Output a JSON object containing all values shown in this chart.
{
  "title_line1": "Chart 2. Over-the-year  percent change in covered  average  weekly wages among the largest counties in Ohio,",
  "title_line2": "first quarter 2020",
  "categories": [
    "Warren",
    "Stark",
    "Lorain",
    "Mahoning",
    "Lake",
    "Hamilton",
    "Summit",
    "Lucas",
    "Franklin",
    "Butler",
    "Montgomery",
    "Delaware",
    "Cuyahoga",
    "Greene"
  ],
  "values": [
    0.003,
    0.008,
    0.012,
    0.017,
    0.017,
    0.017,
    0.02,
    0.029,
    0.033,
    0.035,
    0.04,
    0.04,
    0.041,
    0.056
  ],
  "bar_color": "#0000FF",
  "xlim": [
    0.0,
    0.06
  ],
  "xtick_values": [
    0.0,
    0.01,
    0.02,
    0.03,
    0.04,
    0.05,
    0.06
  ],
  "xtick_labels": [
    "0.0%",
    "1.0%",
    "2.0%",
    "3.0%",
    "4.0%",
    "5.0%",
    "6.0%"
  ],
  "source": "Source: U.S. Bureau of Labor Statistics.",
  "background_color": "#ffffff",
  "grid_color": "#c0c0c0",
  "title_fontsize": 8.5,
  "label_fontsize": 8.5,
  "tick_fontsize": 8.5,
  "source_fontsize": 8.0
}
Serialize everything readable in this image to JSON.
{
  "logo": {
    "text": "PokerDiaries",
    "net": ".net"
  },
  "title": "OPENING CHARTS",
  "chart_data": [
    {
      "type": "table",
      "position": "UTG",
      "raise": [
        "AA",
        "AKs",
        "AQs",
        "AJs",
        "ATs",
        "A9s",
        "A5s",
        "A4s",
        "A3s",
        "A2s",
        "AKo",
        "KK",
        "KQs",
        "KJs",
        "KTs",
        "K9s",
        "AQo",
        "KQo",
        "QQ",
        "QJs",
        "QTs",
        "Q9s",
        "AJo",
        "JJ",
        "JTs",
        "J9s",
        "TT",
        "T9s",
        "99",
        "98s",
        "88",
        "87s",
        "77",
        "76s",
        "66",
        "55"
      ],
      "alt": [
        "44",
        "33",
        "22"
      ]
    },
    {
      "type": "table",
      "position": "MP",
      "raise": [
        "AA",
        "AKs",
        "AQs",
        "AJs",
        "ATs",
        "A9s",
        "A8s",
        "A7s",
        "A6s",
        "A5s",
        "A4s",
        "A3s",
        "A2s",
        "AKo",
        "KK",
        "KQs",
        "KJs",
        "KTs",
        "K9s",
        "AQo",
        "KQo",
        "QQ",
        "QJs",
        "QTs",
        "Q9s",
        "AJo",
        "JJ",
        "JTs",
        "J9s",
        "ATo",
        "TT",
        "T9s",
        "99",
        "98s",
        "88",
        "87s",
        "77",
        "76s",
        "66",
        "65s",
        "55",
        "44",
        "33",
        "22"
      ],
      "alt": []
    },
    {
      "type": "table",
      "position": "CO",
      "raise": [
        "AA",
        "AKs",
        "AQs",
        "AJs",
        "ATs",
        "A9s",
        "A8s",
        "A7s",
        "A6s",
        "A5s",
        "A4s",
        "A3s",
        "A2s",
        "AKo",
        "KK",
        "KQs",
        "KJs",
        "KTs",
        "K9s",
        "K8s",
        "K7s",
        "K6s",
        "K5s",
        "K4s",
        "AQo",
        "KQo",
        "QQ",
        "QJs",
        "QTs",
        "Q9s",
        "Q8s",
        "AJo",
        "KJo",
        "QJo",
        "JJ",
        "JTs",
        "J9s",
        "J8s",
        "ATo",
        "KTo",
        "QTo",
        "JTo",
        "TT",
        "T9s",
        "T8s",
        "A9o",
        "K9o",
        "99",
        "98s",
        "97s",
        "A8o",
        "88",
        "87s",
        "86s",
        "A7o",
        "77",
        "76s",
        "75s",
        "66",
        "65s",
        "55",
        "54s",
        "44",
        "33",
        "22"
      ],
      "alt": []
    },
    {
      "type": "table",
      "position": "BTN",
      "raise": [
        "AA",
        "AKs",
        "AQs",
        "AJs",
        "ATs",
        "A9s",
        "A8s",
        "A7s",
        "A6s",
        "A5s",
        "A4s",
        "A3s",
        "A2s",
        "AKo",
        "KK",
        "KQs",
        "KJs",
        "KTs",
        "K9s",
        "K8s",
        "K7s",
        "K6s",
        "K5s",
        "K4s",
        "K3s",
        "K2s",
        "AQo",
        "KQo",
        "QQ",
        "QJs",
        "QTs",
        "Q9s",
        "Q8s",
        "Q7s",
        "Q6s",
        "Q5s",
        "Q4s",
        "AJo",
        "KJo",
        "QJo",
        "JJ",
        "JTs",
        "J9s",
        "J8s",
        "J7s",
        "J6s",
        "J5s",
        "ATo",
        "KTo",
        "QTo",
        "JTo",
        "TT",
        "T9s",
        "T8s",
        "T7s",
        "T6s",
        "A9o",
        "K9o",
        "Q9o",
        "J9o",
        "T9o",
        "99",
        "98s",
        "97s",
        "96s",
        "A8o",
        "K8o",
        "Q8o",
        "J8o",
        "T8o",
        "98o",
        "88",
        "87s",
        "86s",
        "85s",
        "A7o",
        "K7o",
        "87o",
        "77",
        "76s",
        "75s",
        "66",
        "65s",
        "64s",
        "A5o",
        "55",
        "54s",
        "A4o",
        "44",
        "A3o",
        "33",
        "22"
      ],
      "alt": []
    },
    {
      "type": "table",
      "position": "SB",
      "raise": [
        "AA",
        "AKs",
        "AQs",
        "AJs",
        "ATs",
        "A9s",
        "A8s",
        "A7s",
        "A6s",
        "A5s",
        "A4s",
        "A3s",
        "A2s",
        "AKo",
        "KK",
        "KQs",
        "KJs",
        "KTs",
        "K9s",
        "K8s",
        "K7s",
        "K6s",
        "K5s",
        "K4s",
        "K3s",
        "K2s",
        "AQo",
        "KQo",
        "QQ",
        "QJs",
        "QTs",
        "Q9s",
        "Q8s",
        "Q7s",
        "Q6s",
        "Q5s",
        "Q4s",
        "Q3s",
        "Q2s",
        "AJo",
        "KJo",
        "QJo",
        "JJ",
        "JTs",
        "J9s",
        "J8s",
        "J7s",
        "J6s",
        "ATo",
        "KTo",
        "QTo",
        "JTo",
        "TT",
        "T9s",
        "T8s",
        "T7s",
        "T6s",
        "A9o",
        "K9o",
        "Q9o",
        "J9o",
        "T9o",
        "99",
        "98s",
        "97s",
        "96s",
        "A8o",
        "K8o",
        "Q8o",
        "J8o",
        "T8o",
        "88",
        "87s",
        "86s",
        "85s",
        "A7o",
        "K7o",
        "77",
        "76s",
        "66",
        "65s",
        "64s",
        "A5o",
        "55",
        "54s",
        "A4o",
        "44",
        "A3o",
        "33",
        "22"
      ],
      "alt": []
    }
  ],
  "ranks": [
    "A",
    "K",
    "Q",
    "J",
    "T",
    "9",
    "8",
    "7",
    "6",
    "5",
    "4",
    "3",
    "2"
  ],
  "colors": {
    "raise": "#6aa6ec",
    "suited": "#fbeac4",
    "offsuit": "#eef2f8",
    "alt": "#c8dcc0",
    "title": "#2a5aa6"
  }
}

Objective: Take every line above carrying "JSON" and return it.

Result of the exercise:
Output a JSON object containing all values shown in this chart.
Serialize everything readable in this image to JSON.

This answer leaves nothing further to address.